BRIEF
List all the lines in these records that hold "value".

EXERCISE MATERIAL
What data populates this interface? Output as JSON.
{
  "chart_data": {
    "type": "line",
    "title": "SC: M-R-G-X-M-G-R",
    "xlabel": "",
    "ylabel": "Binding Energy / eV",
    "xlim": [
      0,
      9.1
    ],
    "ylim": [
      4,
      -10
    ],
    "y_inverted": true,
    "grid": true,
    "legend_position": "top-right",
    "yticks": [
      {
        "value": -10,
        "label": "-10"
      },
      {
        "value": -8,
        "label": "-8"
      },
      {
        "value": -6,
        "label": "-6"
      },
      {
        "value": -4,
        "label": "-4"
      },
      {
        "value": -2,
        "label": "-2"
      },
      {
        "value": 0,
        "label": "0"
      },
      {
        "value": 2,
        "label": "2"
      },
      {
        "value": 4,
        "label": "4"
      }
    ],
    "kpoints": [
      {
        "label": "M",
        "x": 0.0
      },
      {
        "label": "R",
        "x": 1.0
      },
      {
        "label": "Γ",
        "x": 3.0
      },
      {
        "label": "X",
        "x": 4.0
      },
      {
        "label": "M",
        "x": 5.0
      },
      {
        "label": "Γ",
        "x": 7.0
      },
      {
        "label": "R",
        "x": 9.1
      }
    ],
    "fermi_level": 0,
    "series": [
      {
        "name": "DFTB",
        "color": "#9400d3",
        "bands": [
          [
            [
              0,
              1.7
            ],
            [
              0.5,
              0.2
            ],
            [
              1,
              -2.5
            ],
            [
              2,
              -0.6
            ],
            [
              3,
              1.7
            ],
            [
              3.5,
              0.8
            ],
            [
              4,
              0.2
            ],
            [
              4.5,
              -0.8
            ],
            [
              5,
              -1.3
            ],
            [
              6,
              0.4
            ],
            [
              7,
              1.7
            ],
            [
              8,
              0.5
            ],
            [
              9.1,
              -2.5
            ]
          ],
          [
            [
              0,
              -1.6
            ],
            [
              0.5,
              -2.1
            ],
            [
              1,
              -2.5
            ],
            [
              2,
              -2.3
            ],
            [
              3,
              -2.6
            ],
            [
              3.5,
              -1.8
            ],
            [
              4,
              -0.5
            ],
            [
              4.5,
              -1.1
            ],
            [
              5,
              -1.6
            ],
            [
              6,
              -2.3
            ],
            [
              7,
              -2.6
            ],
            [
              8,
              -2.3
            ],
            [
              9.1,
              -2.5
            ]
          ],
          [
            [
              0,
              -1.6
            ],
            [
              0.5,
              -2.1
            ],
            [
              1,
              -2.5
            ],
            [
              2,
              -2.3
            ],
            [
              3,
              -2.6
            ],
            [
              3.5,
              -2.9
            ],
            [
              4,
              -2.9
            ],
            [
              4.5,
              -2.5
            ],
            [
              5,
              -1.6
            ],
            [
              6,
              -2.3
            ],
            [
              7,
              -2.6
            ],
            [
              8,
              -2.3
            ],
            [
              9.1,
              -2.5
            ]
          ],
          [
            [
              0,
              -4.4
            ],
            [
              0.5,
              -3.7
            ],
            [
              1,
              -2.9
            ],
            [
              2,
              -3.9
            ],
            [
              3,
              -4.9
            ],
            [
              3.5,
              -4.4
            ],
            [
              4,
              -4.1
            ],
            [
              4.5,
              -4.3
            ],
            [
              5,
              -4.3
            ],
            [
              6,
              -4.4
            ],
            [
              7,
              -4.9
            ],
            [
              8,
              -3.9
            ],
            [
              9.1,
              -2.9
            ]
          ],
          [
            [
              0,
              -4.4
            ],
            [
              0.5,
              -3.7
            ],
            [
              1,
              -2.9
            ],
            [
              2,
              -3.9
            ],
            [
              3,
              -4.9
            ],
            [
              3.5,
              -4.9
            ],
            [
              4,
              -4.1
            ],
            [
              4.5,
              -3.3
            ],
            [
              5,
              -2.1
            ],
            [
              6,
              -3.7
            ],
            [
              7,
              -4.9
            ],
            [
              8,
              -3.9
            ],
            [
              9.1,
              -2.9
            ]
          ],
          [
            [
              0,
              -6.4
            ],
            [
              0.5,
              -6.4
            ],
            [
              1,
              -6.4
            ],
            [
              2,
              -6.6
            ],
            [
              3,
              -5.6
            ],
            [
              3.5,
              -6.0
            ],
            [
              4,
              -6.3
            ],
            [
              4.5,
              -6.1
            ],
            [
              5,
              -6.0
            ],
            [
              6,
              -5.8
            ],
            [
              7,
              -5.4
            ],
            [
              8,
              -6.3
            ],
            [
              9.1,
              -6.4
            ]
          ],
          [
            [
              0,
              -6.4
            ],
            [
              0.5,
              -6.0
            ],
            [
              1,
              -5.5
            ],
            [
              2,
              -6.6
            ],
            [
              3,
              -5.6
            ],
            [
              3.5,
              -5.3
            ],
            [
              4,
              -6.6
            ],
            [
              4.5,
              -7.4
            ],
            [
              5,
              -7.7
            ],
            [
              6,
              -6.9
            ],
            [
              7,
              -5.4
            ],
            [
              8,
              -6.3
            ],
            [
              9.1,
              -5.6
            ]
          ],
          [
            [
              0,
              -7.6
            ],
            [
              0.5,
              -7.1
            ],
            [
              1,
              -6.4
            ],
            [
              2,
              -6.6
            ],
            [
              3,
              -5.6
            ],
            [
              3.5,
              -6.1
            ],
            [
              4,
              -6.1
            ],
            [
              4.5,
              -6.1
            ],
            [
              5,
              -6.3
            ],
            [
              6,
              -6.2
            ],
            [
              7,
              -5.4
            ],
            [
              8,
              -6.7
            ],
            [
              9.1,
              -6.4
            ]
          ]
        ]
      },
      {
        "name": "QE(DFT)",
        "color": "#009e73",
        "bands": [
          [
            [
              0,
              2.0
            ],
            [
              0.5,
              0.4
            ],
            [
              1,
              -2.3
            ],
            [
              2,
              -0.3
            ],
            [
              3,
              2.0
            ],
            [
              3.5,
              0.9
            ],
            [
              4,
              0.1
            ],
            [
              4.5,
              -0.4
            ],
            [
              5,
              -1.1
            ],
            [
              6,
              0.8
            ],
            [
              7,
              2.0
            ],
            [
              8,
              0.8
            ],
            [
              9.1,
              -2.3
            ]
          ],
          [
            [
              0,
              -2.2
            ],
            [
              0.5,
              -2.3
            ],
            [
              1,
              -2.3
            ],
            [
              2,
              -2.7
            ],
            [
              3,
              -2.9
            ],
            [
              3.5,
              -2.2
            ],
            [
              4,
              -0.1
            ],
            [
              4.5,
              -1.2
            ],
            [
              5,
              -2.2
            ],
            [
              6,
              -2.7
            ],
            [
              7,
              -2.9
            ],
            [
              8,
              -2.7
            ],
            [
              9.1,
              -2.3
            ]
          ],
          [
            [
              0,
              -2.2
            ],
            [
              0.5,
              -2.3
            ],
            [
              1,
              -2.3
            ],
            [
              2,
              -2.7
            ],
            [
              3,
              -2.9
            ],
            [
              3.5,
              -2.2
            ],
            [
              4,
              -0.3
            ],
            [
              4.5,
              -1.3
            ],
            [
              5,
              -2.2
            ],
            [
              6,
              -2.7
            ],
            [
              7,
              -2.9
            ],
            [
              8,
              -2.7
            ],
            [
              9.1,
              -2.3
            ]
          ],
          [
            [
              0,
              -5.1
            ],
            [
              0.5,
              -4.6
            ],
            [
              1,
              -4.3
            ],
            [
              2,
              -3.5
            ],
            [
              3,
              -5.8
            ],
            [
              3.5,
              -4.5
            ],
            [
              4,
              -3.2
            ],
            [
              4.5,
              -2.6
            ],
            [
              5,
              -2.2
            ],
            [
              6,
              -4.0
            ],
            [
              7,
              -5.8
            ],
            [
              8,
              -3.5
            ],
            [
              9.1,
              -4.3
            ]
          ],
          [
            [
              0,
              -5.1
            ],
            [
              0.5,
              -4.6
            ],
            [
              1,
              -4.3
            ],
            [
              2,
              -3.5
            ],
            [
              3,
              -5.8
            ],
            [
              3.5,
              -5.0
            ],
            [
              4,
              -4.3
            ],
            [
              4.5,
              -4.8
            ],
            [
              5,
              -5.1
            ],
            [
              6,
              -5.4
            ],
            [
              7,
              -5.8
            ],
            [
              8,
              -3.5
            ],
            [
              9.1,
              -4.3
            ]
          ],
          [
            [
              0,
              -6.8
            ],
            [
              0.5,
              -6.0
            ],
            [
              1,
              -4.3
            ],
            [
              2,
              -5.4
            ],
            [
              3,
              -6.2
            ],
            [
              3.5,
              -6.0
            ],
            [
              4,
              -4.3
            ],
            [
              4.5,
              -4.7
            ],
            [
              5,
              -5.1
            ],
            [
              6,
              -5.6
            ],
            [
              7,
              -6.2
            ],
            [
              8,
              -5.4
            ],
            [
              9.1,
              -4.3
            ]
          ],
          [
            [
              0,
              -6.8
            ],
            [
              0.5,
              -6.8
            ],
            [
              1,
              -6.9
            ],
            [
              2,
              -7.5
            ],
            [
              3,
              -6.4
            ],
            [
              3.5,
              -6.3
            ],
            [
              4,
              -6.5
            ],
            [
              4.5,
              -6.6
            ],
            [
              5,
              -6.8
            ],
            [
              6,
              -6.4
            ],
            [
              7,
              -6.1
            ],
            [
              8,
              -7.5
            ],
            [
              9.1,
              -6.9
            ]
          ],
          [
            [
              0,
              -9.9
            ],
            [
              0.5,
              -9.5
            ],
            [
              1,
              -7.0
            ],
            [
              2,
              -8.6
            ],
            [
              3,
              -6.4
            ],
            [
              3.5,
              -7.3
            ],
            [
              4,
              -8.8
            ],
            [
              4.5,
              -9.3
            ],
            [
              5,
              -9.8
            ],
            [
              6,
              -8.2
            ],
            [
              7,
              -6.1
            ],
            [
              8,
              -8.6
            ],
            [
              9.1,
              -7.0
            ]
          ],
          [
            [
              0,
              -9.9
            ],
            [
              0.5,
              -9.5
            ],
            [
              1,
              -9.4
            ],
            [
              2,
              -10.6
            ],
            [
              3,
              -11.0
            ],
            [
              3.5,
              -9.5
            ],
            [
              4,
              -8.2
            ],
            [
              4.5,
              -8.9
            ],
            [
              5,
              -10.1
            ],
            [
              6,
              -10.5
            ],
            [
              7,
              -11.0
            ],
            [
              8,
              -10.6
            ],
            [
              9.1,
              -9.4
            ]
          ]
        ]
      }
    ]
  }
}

WRITTEN RESPONSE
        "value": -10,
        "value": -8,
        "value": -6,
        "value": -4,
        "value": -2,
        "value": 0,
        "value": 2,
        "value": 4,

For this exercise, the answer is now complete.